What is required
From the data that follows, copy every line holding the string "Гагарина".

Task input

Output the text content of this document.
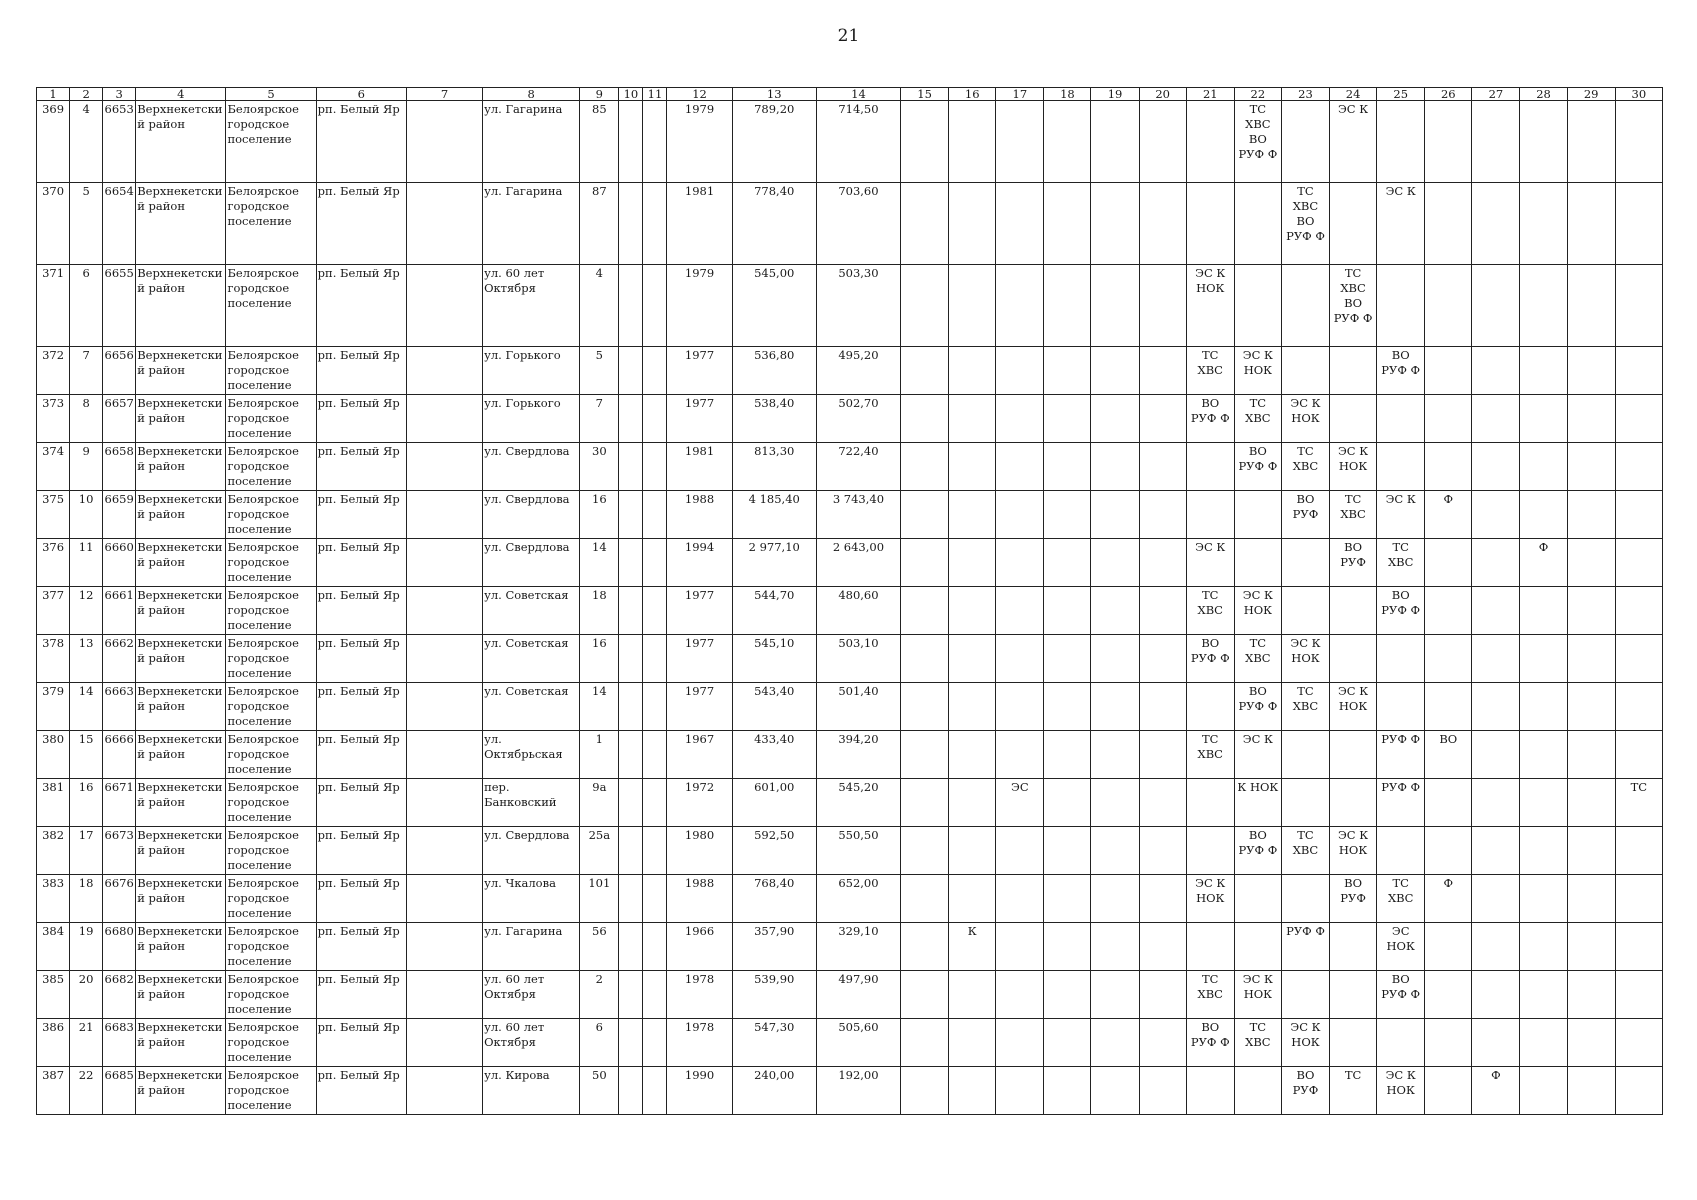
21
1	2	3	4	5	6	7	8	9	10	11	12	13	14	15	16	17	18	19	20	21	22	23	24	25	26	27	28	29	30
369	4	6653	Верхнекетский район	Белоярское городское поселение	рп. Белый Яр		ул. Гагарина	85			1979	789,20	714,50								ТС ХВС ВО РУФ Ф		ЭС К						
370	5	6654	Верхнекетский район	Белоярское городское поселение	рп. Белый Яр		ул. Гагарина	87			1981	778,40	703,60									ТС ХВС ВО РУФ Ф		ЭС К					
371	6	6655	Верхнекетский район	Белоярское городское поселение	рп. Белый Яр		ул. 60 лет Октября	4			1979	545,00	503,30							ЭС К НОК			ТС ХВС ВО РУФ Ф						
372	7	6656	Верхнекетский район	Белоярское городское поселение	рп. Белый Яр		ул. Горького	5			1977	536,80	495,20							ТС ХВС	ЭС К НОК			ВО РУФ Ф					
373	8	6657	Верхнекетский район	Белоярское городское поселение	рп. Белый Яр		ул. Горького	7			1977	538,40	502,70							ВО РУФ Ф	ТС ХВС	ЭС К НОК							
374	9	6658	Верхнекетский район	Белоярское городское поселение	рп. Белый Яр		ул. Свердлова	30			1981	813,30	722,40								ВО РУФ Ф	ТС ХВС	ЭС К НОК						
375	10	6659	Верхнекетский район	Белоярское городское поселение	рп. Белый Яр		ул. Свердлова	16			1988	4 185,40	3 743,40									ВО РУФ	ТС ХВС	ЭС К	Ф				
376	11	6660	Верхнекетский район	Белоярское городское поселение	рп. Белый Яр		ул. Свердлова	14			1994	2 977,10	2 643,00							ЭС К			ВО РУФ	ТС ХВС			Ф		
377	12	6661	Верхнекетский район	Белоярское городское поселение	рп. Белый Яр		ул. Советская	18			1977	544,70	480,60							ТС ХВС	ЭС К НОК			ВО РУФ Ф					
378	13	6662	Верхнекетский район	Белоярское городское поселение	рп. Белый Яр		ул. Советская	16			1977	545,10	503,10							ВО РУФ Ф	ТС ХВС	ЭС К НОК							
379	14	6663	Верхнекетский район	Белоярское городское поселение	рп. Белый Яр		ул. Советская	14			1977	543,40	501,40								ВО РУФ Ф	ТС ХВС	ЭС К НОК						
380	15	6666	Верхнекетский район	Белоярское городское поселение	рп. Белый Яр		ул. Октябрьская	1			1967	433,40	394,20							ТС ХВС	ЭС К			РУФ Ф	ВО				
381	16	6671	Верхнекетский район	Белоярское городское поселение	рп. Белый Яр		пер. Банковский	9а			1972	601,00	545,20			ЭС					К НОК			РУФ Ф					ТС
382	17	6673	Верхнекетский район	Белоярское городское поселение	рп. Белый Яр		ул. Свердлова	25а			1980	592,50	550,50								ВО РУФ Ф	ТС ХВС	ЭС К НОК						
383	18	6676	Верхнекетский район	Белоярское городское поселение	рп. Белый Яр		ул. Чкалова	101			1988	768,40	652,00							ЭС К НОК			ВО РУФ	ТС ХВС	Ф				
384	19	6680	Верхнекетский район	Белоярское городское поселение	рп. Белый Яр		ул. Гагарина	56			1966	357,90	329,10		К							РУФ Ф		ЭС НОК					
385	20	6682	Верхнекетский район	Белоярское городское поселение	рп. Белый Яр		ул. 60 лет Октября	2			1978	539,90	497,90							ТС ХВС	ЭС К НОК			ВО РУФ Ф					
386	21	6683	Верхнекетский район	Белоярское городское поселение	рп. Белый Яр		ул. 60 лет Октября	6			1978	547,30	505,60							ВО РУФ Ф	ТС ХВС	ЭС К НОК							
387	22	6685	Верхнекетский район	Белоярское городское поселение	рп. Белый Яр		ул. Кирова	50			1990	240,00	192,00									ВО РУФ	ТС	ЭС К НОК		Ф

Solution below
369	4	6653	Верхнекетский район	Белоярское городское поселение	рп. Белый Яр		ул. Гагарина	85			1979	789,20	714,50								ТС ХВС ВО РУФ Ф		ЭС К						
370	5	6654	Верхнекетский район	Белоярское городское поселение	рп. Белый Яр		ул. Гагарина	87			1981	778,40	703,60									ТС ХВС ВО РУФ Ф		ЭС К					
384	19	6680	Верхнекетский район	Белоярское городское поселение	рп. Белый Яр		ул. Гагарина	56			1966	357,90	329,10		К							РУФ Ф		ЭС НОК					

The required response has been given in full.